*Entries*
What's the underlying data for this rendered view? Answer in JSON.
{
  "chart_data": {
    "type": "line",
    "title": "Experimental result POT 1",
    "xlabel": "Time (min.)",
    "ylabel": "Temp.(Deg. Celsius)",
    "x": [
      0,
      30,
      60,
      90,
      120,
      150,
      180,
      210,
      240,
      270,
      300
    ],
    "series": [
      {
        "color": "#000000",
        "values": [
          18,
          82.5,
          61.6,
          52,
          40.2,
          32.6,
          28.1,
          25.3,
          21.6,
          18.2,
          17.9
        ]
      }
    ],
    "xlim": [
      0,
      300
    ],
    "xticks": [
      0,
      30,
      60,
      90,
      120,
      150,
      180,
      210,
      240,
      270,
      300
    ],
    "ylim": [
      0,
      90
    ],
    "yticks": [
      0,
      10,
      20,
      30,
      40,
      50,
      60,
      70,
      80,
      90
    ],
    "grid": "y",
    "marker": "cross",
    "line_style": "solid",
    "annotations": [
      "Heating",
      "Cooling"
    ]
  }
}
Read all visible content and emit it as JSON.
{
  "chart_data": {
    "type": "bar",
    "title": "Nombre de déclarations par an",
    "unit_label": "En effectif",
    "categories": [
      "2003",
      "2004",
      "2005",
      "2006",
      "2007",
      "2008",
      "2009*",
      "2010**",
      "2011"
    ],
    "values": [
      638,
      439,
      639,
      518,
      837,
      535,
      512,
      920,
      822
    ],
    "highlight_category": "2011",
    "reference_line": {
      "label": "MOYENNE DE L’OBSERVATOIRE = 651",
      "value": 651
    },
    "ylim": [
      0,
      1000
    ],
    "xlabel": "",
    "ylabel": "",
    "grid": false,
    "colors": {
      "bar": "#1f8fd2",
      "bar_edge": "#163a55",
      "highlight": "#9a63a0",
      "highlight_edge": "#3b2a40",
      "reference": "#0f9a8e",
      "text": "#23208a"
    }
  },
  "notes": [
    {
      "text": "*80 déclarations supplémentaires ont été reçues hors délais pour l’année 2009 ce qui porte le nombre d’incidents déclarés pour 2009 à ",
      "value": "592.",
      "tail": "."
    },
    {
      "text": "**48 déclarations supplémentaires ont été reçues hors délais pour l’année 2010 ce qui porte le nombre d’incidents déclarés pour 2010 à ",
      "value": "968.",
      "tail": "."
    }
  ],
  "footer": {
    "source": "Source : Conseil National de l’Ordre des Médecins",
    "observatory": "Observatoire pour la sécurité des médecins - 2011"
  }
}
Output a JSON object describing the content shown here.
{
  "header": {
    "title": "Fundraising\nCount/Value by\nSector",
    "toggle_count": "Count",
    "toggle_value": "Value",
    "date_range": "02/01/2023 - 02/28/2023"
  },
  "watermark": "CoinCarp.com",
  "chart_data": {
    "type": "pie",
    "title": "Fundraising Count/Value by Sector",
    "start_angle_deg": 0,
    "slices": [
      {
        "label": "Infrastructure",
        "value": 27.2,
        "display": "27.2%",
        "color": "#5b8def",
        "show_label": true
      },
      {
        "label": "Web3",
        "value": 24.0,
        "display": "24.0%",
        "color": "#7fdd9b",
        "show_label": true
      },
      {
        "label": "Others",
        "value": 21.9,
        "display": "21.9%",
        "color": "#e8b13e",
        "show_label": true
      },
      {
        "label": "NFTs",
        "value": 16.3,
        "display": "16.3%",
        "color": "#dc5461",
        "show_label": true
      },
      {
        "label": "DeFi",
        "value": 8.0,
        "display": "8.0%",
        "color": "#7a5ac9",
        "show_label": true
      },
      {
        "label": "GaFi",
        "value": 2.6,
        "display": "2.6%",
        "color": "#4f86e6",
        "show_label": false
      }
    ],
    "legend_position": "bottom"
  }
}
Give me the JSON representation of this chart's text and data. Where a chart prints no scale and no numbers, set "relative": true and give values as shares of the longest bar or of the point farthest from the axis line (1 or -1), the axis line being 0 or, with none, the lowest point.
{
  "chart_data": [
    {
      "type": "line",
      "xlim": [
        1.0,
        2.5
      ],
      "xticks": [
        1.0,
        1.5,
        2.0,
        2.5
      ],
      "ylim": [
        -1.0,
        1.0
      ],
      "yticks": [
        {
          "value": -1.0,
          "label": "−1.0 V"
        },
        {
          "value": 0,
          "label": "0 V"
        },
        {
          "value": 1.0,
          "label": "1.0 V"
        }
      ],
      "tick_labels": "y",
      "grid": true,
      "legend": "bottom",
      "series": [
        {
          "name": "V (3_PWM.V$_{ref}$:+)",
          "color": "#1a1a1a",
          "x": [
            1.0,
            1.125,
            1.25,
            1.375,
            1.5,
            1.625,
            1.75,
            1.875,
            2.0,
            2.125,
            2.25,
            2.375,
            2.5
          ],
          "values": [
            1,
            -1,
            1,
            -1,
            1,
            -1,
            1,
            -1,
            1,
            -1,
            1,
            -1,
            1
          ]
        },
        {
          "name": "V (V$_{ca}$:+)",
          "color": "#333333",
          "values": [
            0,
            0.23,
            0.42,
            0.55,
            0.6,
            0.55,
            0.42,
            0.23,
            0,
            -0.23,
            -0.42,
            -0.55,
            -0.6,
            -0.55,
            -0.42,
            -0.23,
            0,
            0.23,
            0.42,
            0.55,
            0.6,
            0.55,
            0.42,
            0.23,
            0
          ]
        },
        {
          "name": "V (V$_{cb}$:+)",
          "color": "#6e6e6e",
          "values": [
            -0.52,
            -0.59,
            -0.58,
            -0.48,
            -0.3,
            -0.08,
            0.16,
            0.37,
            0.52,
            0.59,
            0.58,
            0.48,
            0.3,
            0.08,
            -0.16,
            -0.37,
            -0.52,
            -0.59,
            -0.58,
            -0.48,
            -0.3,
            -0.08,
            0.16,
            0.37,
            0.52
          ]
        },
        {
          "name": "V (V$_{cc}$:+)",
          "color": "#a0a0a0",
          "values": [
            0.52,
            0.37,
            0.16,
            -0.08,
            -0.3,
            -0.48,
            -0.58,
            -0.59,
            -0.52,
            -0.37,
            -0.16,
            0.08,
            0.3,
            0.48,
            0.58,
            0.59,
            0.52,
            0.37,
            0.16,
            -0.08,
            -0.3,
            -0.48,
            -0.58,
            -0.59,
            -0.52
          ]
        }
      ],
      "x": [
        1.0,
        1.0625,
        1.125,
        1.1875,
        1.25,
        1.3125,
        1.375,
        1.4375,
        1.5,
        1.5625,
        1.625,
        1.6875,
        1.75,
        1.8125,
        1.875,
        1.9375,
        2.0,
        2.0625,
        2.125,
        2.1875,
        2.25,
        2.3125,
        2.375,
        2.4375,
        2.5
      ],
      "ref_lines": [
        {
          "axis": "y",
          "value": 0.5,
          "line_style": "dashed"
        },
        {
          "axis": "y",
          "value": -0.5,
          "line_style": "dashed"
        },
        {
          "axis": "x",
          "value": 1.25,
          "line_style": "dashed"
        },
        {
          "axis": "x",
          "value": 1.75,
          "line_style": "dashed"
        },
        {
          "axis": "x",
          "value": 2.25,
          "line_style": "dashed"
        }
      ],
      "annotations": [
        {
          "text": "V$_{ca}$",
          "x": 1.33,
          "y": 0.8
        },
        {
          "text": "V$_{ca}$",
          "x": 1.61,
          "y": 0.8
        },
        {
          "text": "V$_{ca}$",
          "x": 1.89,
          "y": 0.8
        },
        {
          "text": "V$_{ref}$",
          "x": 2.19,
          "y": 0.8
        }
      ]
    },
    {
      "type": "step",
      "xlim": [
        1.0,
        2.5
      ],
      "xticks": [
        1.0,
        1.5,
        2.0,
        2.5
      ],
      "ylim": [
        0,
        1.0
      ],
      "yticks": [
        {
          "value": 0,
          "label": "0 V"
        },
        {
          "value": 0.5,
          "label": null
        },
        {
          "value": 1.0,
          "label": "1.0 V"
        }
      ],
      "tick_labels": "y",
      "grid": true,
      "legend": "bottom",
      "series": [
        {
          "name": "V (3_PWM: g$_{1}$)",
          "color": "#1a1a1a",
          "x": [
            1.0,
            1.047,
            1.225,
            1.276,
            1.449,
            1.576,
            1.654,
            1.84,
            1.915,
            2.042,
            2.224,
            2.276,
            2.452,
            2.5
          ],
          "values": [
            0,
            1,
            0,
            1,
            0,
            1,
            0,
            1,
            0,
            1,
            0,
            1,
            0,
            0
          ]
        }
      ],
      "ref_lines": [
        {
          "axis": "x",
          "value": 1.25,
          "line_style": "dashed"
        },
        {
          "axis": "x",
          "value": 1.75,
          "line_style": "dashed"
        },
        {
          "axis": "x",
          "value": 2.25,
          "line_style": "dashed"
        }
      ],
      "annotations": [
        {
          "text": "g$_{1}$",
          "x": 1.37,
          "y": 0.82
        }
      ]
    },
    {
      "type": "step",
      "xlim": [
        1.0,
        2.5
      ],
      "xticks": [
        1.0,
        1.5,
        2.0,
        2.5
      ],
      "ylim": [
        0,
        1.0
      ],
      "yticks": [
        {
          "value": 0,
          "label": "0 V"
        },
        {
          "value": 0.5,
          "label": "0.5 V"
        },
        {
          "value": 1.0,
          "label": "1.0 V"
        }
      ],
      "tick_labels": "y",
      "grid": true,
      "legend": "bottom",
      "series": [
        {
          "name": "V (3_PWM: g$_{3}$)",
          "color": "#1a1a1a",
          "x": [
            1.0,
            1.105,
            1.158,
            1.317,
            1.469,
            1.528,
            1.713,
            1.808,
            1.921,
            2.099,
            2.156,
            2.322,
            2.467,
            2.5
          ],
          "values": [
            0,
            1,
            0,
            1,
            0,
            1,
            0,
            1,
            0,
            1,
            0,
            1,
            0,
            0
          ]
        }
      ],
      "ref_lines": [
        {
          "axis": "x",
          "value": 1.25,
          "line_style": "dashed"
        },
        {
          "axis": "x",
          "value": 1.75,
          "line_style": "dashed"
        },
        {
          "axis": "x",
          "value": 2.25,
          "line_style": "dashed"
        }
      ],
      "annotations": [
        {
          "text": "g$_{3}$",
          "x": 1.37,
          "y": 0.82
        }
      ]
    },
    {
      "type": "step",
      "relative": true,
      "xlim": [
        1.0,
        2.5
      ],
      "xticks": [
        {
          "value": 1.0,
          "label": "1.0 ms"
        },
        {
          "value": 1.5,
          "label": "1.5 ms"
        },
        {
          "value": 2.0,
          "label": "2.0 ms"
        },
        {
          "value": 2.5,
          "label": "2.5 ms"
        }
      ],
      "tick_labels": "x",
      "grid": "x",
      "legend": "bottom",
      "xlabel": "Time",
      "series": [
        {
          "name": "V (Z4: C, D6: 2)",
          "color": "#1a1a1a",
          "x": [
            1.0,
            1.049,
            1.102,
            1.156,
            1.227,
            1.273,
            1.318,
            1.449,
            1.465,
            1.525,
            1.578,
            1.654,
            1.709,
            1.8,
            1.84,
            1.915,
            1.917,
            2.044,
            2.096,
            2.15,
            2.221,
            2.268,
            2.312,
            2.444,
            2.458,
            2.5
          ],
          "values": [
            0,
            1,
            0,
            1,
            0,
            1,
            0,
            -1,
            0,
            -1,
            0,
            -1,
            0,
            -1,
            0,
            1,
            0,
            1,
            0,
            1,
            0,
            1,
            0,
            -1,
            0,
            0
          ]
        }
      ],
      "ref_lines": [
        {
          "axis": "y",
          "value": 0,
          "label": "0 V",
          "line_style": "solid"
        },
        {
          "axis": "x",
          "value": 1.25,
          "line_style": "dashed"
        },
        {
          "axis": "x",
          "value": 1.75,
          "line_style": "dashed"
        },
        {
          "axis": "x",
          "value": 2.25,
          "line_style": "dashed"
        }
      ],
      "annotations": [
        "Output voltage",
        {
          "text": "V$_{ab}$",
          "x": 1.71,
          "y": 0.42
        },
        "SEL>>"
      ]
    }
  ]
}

*Your task*
Scan the data above; copy every line where "name" appears.

*Complete response*
          "name": "V (3_PWM.V$_{ref}$:+)",
          "name": "V (V$_{ca}$:+)",
          "name": "V (V$_{cb}$:+)",
          "name": "V (V$_{cc}$:+)",
          "name": "V (3_PWM: g$_{1}$)",
          "name": "V (3_PWM: g$_{3}$)",
          "name": "V (Z4: C, D6: 2)",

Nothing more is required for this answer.